GOAL –
Rewrite the stretch of the email thread from "On Wed, Sep 05, 2012 at 11:46:34AM" through "port 25 accomplish?", changing "filtering" to "blocking".

DOCUMENT EXCERPT –
____
On Wed, Sep 05, 2012 at 11:46:34AM -0400, Greg Ihnen wrote:
On Wed, Sep 5, 2012 at 11:11 AM, Izaac <izaac@setec.org> wrote:
On Wed, Sep 05, 2012 at 07:50:12AM -0700, Henry Stryker wrote:
signature. They are adaptive, like cockroaches.
This is why tcp port 25 filtering is totally effective and will remain so forever. Definitely worth breaking basic function principles of a global communications network over which trillions of dollars of commerce occur.
But as someone pointed out further back on this thread people who want to have their mail servers available to people who are on the other side of port 25 filtering just use the alternate ports. So then what does filtering port 25 accomplish?
____
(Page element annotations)
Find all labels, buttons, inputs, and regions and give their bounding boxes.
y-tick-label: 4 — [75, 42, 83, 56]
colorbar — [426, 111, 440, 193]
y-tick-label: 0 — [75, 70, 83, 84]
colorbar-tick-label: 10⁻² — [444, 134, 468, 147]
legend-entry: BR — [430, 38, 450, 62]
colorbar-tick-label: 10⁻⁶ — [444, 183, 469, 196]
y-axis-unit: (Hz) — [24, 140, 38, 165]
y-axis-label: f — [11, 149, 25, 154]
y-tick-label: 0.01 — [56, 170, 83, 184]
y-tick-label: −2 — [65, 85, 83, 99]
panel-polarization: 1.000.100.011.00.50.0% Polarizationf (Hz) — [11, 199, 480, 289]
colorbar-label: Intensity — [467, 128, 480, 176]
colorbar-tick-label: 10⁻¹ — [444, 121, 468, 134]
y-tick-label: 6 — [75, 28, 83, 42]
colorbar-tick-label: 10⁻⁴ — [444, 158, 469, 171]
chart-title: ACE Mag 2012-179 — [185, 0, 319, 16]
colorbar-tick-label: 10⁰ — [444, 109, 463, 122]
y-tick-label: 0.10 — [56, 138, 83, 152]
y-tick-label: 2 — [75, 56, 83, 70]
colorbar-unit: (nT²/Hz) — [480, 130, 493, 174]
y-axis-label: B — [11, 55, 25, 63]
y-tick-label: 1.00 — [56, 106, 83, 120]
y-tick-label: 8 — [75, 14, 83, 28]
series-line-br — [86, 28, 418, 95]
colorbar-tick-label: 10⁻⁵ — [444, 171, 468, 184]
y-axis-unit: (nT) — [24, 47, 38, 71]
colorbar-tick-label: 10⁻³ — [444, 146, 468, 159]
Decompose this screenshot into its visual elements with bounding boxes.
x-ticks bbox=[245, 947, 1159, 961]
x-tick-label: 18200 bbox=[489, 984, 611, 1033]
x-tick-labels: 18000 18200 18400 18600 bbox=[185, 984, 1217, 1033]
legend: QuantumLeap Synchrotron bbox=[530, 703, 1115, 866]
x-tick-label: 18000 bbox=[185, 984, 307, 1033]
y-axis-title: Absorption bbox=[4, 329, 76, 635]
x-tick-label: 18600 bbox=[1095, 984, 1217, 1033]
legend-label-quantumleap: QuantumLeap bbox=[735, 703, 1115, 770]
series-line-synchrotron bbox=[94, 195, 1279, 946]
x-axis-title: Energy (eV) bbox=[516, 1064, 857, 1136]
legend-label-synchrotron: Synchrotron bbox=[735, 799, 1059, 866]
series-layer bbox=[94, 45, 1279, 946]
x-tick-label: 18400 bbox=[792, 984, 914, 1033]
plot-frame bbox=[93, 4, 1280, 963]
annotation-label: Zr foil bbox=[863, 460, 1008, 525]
____
TASK RESPONSE –
On Wed, Sep 05, 2012 at 11:46:34AM -0400, Greg Ihnen wrote:
On Wed, Sep 5, 2012 at 11:11 AM, Izaac <izaac@setec.org> wrote:
On Wed, Sep 05, 2012 at 07:50:12AM -0700, Henry Stryker wrote:
signature. They are adaptive, like cockroaches.
This is why tcp port 25 blocking is totally effective and will remain so forever. Definitely worth breaking basic function principles of a global communications network over which trillions of dollars of commerce occur.
But as someone pointed out further back on this thread people who want to have their mail servers available to people who are on the other side of port 25 blocking just use the alternate ports. So then what does blocking port 25 accomplish?